_Exercise requirements:_ Take the material below and retype it in full; pictures are left out.

Dataset excerpt
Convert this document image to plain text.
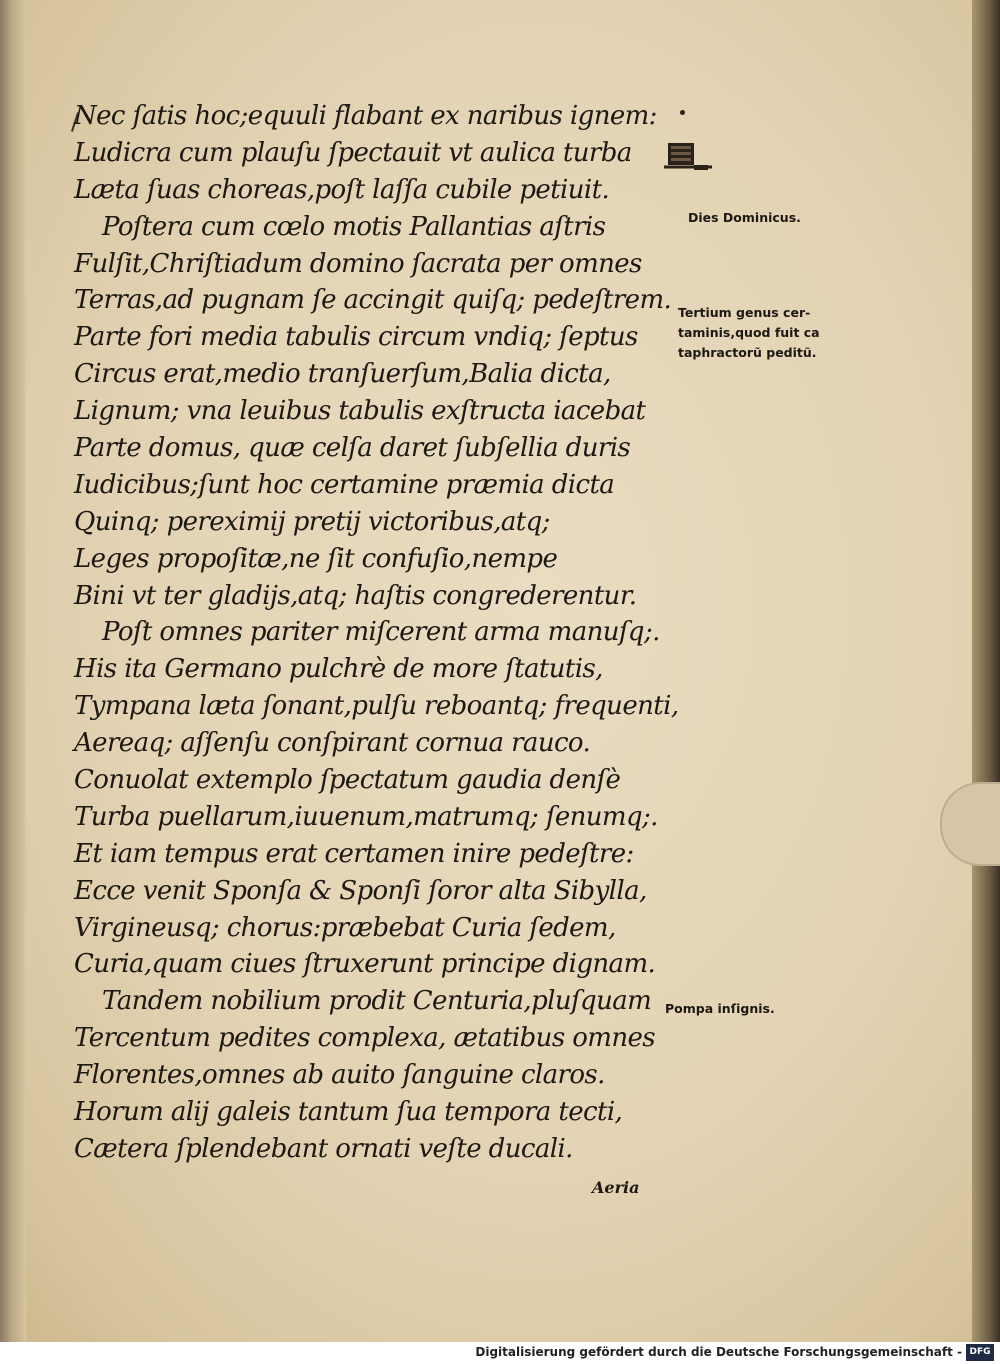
Nec ſatis hoc;equuli flabant ex naribus ignem:
Ludicra cum plauſu ſpectauit vt aulica turba
Læta ſuas choreas,poſt laſſa cubile petiuit.
Poſtera cum cœlo motis Pallantias aſtris
Fulſit,Chriſtiadum domino ſacrata per omnes
Terras,ad pugnam ſe accingit quiſq; pedeſtrem.
Parte fori media tabulis circum vndiq; ſeptus
Circus erat,medio tranſuerſum,Balia dicta,
Lignum; vna leuibus tabulis exſtructa iacebat
Parte domus, quæ celſa daret ſubſellia duris
Iudicibus;ſunt hoc certamine præmia dicta
Quinq; pereximij pretij victoribus,atq;
Leges propoſitæ,ne ſit confuſio,nempe
Bini vt ter gladijs,atq; haſtis congrederentur.
Poſt omnes pariter miſcerent arma manuſq;.
His ita Germano pulchrè de more ſtatutis,
Tympana læta ſonant,pulſu reboantq; frequenti,
Aereaq; aſſenſu conſpirant cornua rauco.
Conuolat extemplo ſpectatum gaudia denſè
Turba puellarum,iuuenum,matrumq; ſenumq;.
Et iam tempus erat certamen inire pedeſtre:
Ecce venit Sponſa & Sponſi ſoror alta Sibylla,
Virgineusq; chorus:præbebat Curia ſedem,
Curia,quam ciues ſtruxerunt principe dignam.
Tandem nobilium prodit Centuria,pluſquam
Tercentum pedites complexa, ætatibus omnes
Florentes,omnes ab auito ſanguine claros.
Horum alij galeis tantum ſua tempora tecti,
Cætera ſplendebant ornati veſte ducali.
Dies Dominicus.
Tertium genus cer-
taminis,quod fuit ca
taphractorũ peditũ.
Pompa inſignis.
Aeria
Digitalisierung gefördert durch die Deutsche Forschungsgemeinschaft - DFG
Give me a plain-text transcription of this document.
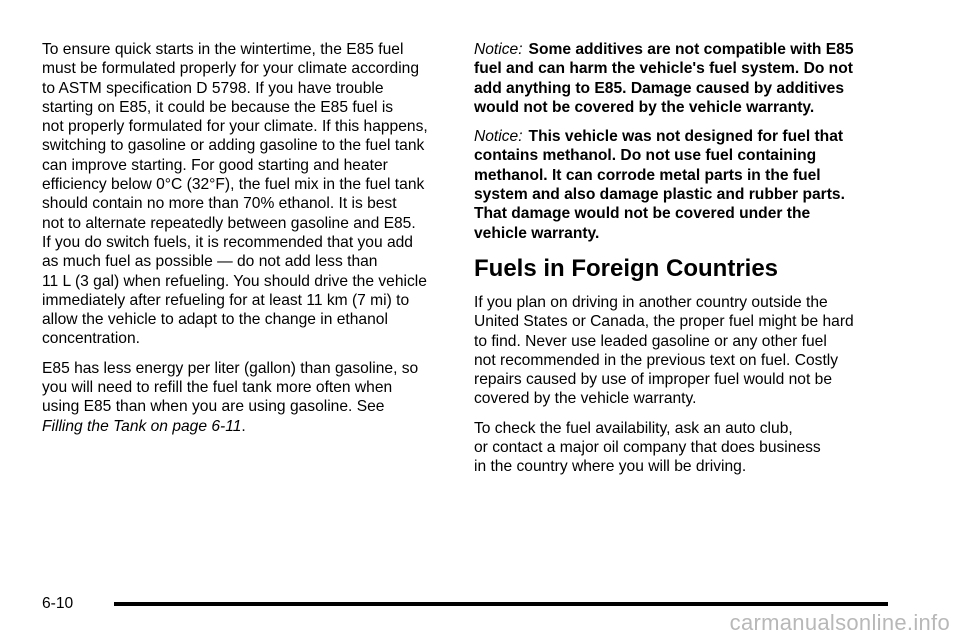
To ensure quick starts in the wintertime, the E85 fuel
must be formulated properly for your climate according
to ASTM specification D 5798. If you have trouble
starting on E85, it could be because the E85 fuel is
not properly formulated for your climate. If this happens,
switching to gasoline or adding gasoline to the fuel tank
can improve starting. For good starting and heater
efficiency below 0°C (32°F), the fuel mix in the fuel tank
should contain no more than 70% ethanol. It is best
not to alternate repeatedly between gasoline and E85.
If you do switch fuels, it is recommended that you add
as much fuel as possible — do not add less than
11 L (3 gal) when refueling. You should drive the vehicle
immediately after refueling for at least 11 km (7 mi) to
allow the vehicle to adapt to the change in ethanol
concentration.

E85 has less energy per liter (gallon) than gasoline, so
you will need to refill the fuel tank more often when
using E85 than when you are using gasoline. See
Filling the Tank on page 6-11.

Notice: Some additives are not compatible with E85
fuel and can harm the vehicle's fuel system. Do not
add anything to E85. Damage caused by additives
would not be covered by the vehicle warranty.

Notice: This vehicle was not designed for fuel that
contains methanol. Do not use fuel containing
methanol. It can corrode metal parts in the fuel
system and also damage plastic and rubber parts.
That damage would not be covered under the
vehicle warranty.

Fuels in Foreign Countries

If you plan on driving in another country outside the
United States or Canada, the proper fuel might be hard
to find. Never use leaded gasoline or any other fuel
not recommended in the previous text on fuel. Costly
repairs caused by use of improper fuel would not be
covered by the vehicle warranty.

To check the fuel availability, ask an auto club,
or contact a major oil company that does business
in the country where you will be driving.

6-10
carmanualsonline.info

_The completed task:_
Convert this document image to plain text.
Nec ſatis hoc;equuli flabant ex naribus ignem:
Ludicra cum plauſu ſpectauit vt aulica turba
Læta ſuas choreas,poſt laſſa cubile petiuit.
Poſtera cum cœlo motis Pallantias aſtris
Fulſit,Chriſtiadum domino ſacrata per omnes
Terras,ad pugnam ſe accingit quiſq; pedeſtrem.
Parte fori media tabulis circum vndiq; ſeptus
Circus erat,medio tranſuerſum,Balia dicta,
Lignum; vna leuibus tabulis exſtructa iacebat
Parte domus, quæ celſa daret ſubſellia duris
Iudicibus;ſunt hoc certamine præmia dicta
Quinq; pereximij pretij victoribus,atq;
Leges propoſitæ,ne ſit confuſio,nempe
Bini vt ter gladijs,atq; haſtis congrederentur.
Poſt omnes pariter miſcerent arma manuſq;.
His ita Germano pulchrè de more ſtatutis,
Tympana læta ſonant,pulſu reboantq; frequenti,
Aereaq; aſſenſu conſpirant cornua rauco.
Conuolat extemplo ſpectatum gaudia denſè
Turba puellarum,iuuenum,matrumq; ſenumq;.
Et iam tempus erat certamen inire pedeſtre:
Ecce venit Sponſa & Sponſi ſoror alta Sibylla,
Virgineusq; chorus:præbebat Curia ſedem,
Curia,quam ciues ſtruxerunt principe dignam.
Tandem nobilium prodit Centuria,pluſquam
Tercentum pedites complexa, ætatibus omnes
Florentes,omnes ab auito ſanguine claros.
Horum alij galeis tantum ſua tempora tecti,
Cætera ſplendebant ornati veſte ducali.
Dies Dominicus.
Tertium genus cer-
taminis,quod fuit ca
taphractorũ peditũ.
Pompa inſignis.
Aeria
Digitalisierung gefördert durch die Deutsche Forschungsgemeinschaft - DFG
Give me a plain-text transcription of this document.
To ensure quick starts in the wintertime, the E85 fuel
must be formulated properly for your climate according
to ASTM specification D 5798. If you have trouble
starting on E85, it could be because the E85 fuel is
not properly formulated for your climate. If this happens,
switching to gasoline or adding gasoline to the fuel tank
can improve starting. For good starting and heater
efficiency below 0°C (32°F), the fuel mix in the fuel tank
should contain no more than 70% ethanol. It is best
not to alternate repeatedly between gasoline and E85.
If you do switch fuels, it is recommended that you add
as much fuel as possible — do not add less than
11 L (3 gal) when refueling. You should drive the vehicle
immediately after refueling for at least 11 km (7 mi) to
allow the vehicle to adapt to the change in ethanol
concentration.

E85 has less energy per liter (gallon) than gasoline, so
you will need to refill the fuel tank more often when
using E85 than when you are using gasoline. See
Filling the Tank on page 6-11.

Notice: Some additives are not compatible with E85
fuel and can harm the vehicle's fuel system. Do not
add anything to E85. Damage caused by additives
would not be covered by the vehicle warranty.

Notice: This vehicle was not designed for fuel that
contains methanol. Do not use fuel containing
methanol. It can corrode metal parts in the fuel
system and also damage plastic and rubber parts.
That damage would not be covered under the
vehicle warranty.

Fuels in Foreign Countries

If you plan on driving in another country outside the
United States or Canada, the proper fuel might be hard
to find. Never use leaded gasoline or any other fuel
not recommended in the previous text on fuel. Costly
repairs caused by use of improper fuel would not be
covered by the vehicle warranty.

To check the fuel availability, ask an auto club,
or contact a major oil company that does business
in the country where you will be driving.

6-10
carmanualsonline.info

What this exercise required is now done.